[Stored entries]
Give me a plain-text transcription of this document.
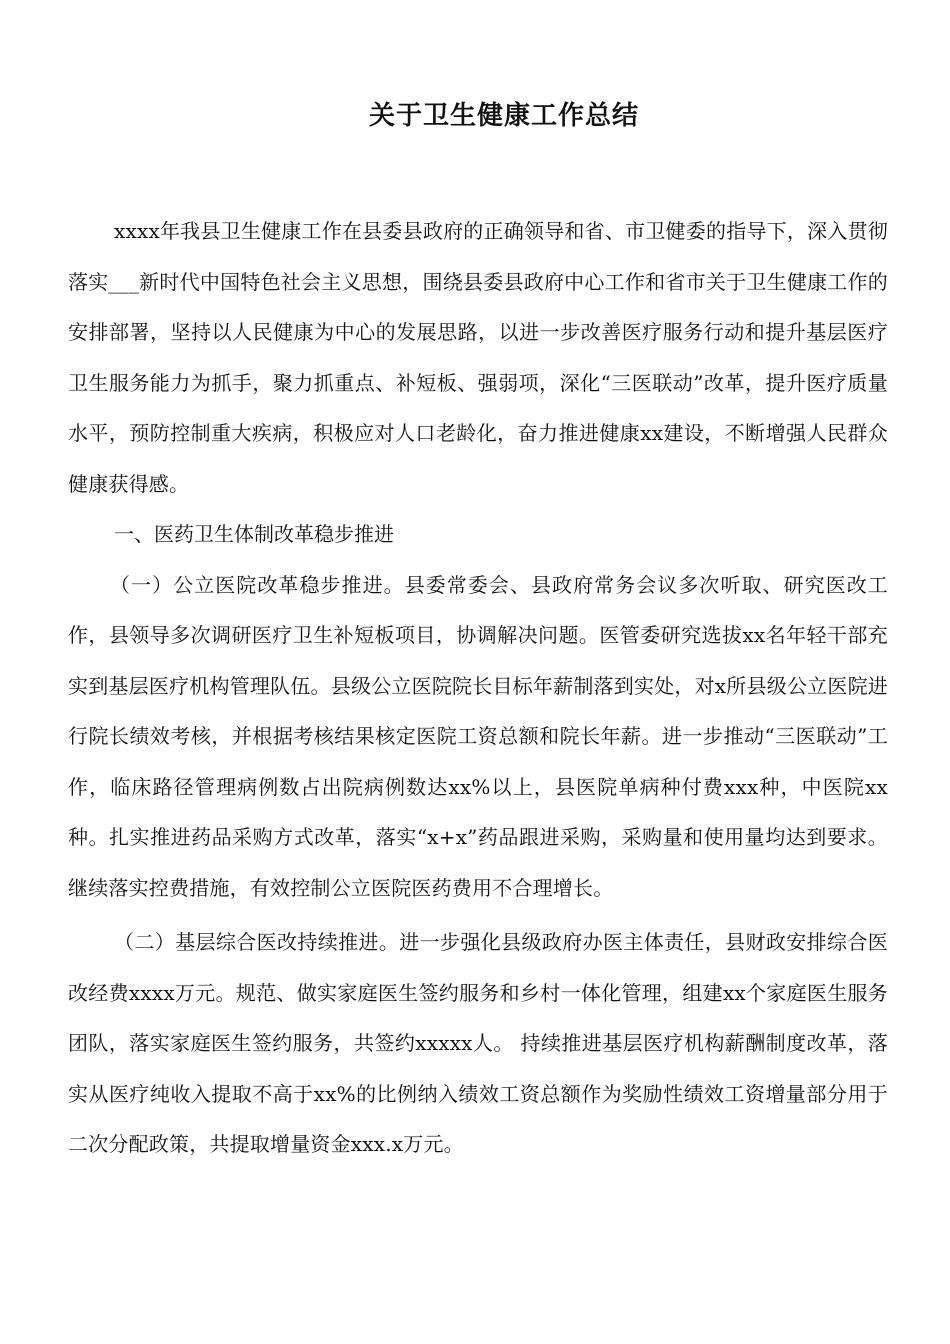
关于卫生健康工作总结

xxxx年我县卫生健康工作在县委县政府的正确领导和省、市卫健委的指导下，深入贯彻落实___新时代中国特色社会主义思想，围绕县委县政府中心工作和省市关于卫生健康工作的安排部署，坚持以人民健康为中心的发展思路，以进一步改善医疗服务行动和提升基层医疗卫生服务能力为抓手，聚力抓重点、补短板、强弱项，深化“三医联动”改革，提升医疗质量水平，预防控制重大疾病，积极应对人口老龄化，奋力推进健康xx建设，不断增强人民群众健康获得感。

一、医药卫生体制改革稳步推进

（一）公立医院改革稳步推进。县委常委会、县政府常务会议多次听取、研究医改工作，县领导多次调研医疗卫生补短板项目，协调解决问题。医管委研究选拔xx名年轻干部充实到基层医疗机构管理队伍。县级公立医院院长目标年薪制落到实处，对x所县级公立医院进行院长绩效考核，并根据考核结果核定医院工资总额和院长年薪。进一步推动“三医联动”工作，临床路径管理病例数占出院病例数达xx%以上，县医院单病种付费xxx种，中医院xx种。扎实推进药品采购方式改革，落实“x+x”药品跟进采购，采购量和使用量均达到要求。继续落实控费措施，有效控制公立医院医药费用不合理增长。

（二）基层综合医改持续推进。进一步强化县级政府办医主体责任，县财政安排综合医改经费xxxx万元。规范、做实家庭医生签约服务和乡村一体化管理，组建xx个家庭医生服务团队，落实家庭医生签约服务，共签约xxxxx人。 持续推进基层医疗机构薪酬制度改革，落实从医疗纯收入提取不高于xx%的比例纳入绩效工资总额作为奖励性绩效工资增量部分用于二次分配政策，共提取增量资金xxx.x万元。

◆ **To do**: Leaving out the pictures, repeat the data above exactly.

◆ **Answer to the problem**:
Give me a plain-text transcription of this document.
关于卫生健康工作总结

xxxx年我县卫生健康工作在县委县政府的正确领导和省、市卫健委的指导下，深入贯彻落实___新时代中国特色社会主义思想，围绕县委县政府中心工作和省市关于卫生健康工作的安排部署，坚持以人民健康为中心的发展思路，以进一步改善医疗服务行动和提升基层医疗卫生服务能力为抓手，聚力抓重点、补短板、强弱项，深化“三医联动”改革，提升医疗质量水平，预防控制重大疾病，积极应对人口老龄化，奋力推进健康xx建设，不断增强人民群众健康获得感。

一、医药卫生体制改革稳步推进

（一）公立医院改革稳步推进。县委常委会、县政府常务会议多次听取、研究医改工作，县领导多次调研医疗卫生补短板项目，协调解决问题。医管委研究选拔xx名年轻干部充实到基层医疗机构管理队伍。县级公立医院院长目标年薪制落到实处，对x所县级公立医院进行院长绩效考核，并根据考核结果核定医院工资总额和院长年薪。进一步推动“三医联动”工作，临床路径管理病例数占出院病例数达xx%以上，县医院单病种付费xxx种，中医院xx种。扎实推进药品采购方式改革，落实“x+x”药品跟进采购，采购量和使用量均达到要求。继续落实控费措施，有效控制公立医院医药费用不合理增长。

（二）基层综合医改持续推进。进一步强化县级政府办医主体责任，县财政安排综合医改经费xxxx万元。规范、做实家庭医生签约服务和乡村一体化管理，组建xx个家庭医生服务团队，落实家庭医生签约服务，共签约xxxxx人。 持续推进基层医疗机构薪酬制度改革，落实从医疗纯收入提取不高于xx%的比例纳入绩效工资总额作为奖励性绩效工资增量部分用于二次分配政策，共提取增量资金xxx.x万元。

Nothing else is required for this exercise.